_SHORT TASK_
Would you return all of this data exactly, leaving nothing out?

Rows from a dataset
# # # # #
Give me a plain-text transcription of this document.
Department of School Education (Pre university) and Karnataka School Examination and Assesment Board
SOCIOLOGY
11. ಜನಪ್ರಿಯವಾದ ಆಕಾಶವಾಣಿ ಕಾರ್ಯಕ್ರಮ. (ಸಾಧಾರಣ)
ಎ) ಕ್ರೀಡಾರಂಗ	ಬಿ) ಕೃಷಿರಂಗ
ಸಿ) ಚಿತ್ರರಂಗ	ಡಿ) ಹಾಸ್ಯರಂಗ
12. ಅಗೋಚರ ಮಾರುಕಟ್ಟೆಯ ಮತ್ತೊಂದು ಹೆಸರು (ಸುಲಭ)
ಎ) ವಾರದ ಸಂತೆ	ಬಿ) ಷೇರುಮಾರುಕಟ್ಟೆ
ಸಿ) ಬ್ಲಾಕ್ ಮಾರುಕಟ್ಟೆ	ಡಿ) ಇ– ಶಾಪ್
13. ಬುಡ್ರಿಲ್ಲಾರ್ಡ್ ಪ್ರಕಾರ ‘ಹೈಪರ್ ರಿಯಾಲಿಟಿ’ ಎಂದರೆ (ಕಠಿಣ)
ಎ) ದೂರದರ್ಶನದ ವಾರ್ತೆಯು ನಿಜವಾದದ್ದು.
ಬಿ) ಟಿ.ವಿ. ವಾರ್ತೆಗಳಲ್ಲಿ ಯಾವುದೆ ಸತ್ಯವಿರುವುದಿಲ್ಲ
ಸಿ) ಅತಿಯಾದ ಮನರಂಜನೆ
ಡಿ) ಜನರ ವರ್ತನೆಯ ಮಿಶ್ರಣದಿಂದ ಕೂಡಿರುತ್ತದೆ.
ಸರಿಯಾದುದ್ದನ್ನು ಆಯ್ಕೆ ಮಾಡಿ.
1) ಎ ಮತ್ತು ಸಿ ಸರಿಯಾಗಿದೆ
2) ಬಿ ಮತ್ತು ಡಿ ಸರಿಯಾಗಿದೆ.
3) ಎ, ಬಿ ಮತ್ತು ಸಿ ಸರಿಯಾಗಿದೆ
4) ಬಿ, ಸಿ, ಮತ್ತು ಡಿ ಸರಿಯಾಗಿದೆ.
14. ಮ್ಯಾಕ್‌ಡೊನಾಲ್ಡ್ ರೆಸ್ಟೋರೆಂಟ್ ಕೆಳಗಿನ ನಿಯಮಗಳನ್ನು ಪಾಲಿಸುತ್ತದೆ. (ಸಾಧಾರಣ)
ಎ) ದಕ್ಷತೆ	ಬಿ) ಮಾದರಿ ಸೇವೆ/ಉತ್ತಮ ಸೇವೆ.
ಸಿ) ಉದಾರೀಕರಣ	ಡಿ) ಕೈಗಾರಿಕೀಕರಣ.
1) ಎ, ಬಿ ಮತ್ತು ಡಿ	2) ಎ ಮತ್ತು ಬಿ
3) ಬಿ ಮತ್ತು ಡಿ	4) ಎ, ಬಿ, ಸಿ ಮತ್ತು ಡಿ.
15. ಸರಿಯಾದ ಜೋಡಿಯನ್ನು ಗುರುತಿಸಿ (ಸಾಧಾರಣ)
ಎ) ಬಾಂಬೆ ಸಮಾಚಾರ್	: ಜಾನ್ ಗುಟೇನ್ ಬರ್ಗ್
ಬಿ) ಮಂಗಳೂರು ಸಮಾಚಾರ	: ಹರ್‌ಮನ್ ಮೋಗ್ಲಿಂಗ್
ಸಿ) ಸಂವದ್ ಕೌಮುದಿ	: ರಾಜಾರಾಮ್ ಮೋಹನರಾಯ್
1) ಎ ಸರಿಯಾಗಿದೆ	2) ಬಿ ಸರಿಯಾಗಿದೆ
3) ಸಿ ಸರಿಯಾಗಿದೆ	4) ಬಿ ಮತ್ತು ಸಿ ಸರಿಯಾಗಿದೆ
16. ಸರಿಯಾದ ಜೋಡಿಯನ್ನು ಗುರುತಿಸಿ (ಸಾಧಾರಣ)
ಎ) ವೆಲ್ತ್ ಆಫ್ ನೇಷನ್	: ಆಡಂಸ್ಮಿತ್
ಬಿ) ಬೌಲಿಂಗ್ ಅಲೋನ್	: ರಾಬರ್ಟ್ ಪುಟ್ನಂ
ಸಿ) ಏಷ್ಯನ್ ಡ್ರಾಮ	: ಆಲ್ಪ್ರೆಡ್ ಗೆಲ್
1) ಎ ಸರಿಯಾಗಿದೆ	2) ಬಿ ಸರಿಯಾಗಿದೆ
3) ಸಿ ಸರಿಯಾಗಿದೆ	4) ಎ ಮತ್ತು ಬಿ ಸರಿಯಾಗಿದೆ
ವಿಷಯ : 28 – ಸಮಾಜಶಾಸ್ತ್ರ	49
# # # # #
_TASK RESPONSE_
Give me a plain-text transcription of this document.
Department of School Education (Pre university) and Karnataka School Examination and Assesment Board
SOCIOLOGY
11. ಜನಪ್ರಿಯವಾದ ಆಕಾಶವಾಣಿ ಕಾರ್ಯಕ್ರಮ. (ಸಾಧಾರಣ)
ಎ) ಕ್ರೀಡಾರಂಗ	ಬಿ) ಕೃಷಿರಂಗ
ಸಿ) ಚಿತ್ರರಂಗ	ಡಿ) ಹಾಸ್ಯರಂಗ
12. ಅಗೋಚರ ಮಾರುಕಟ್ಟೆಯ ಮತ್ತೊಂದು ಹೆಸರು (ಸುಲಭ)
ಎ) ವಾರದ ಸಂತೆ	ಬಿ) ಷೇರುಮಾರುಕಟ್ಟೆ
ಸಿ) ಬ್ಲಾಕ್ ಮಾರುಕಟ್ಟೆ	ಡಿ) ಇ– ಶಾಪ್
13. ಬುಡ್ರಿಲ್ಲಾರ್ಡ್ ಪ್ರಕಾರ ‘ಹೈಪರ್ ರಿಯಾಲಿಟಿ’ ಎಂದರೆ (ಕಠಿಣ)
ಎ) ದೂರದರ್ಶನದ ವಾರ್ತೆಯು ನಿಜವಾದದ್ದು.
ಬಿ) ಟಿ.ವಿ. ವಾರ್ತೆಗಳಲ್ಲಿ ಯಾವುದೆ ಸತ್ಯವಿರುವುದಿಲ್ಲ
ಸಿ) ಅತಿಯಾದ ಮನರಂಜನೆ
ಡಿ) ಜನರ ವರ್ತನೆಯ ಮಿಶ್ರಣದಿಂದ ಕೂಡಿರುತ್ತದೆ.
ಸರಿಯಾದುದ್ದನ್ನು ಆಯ್ಕೆ ಮಾಡಿ.
1) ಎ ಮತ್ತು ಸಿ ಸರಿಯಾಗಿದೆ
2) ಬಿ ಮತ್ತು ಡಿ ಸರಿಯಾಗಿದೆ.
3) ಎ, ಬಿ ಮತ್ತು ಸಿ ಸರಿಯಾಗಿದೆ
4) ಬಿ, ಸಿ, ಮತ್ತು ಡಿ ಸರಿಯಾಗಿದೆ.
14. ಮ್ಯಾಕ್‌ಡೊನಾಲ್ಡ್ ರೆಸ್ಟೋರೆಂಟ್ ಕೆಳಗಿನ ನಿಯಮಗಳನ್ನು ಪಾಲಿಸುತ್ತದೆ. (ಸಾಧಾರಣ)
ಎ) ದಕ್ಷತೆ	ಬಿ) ಮಾದರಿ ಸೇವೆ/ಉತ್ತಮ ಸೇವೆ.
ಸಿ) ಉದಾರೀಕರಣ	ಡಿ) ಕೈಗಾರಿಕೀಕರಣ.
1) ಎ, ಬಿ ಮತ್ತು ಡಿ	2) ಎ ಮತ್ತು ಬಿ
3) ಬಿ ಮತ್ತು ಡಿ	4) ಎ, ಬಿ, ಸಿ ಮತ್ತು ಡಿ.
15. ಸರಿಯಾದ ಜೋಡಿಯನ್ನು ಗುರುತಿಸಿ (ಸಾಧಾರಣ)
ಎ) ಬಾಂಬೆ ಸಮಾಚಾರ್	: ಜಾನ್ ಗುಟೇನ್ ಬರ್ಗ್
ಬಿ) ಮಂಗಳೂರು ಸಮಾಚಾರ	: ಹರ್‌ಮನ್ ಮೋಗ್ಲಿಂಗ್
ಸಿ) ಸಂವದ್ ಕೌಮುದಿ	: ರಾಜಾರಾಮ್ ಮೋಹನರಾಯ್
1) ಎ ಸರಿಯಾಗಿದೆ	2) ಬಿ ಸರಿಯಾಗಿದೆ
3) ಸಿ ಸರಿಯಾಗಿದೆ	4) ಬಿ ಮತ್ತು ಸಿ ಸರಿಯಾಗಿದೆ
16. ಸರಿಯಾದ ಜೋಡಿಯನ್ನು ಗುರುತಿಸಿ (ಸಾಧಾರಣ)
ಎ) ವೆಲ್ತ್ ಆಫ್ ನೇಷನ್	: ಆಡಂಸ್ಮಿತ್
ಬಿ) ಬೌಲಿಂಗ್ ಅಲೋನ್	: ರಾಬರ್ಟ್ ಪುಟ್ನಂ
ಸಿ) ಏಷ್ಯನ್ ಡ್ರಾಮ	: ಆಲ್ಪ್ರೆಡ್ ಗೆಲ್
1) ಎ ಸರಿಯಾಗಿದೆ	2) ಬಿ ಸರಿಯಾಗಿದೆ
3) ಸಿ ಸರಿಯಾಗಿದೆ	4) ಎ ಮತ್ತು ಬಿ ಸರಿಯಾಗಿದೆ
ವಿಷಯ : 28 – ಸಮಾಜಶಾಸ್ತ್ರ	49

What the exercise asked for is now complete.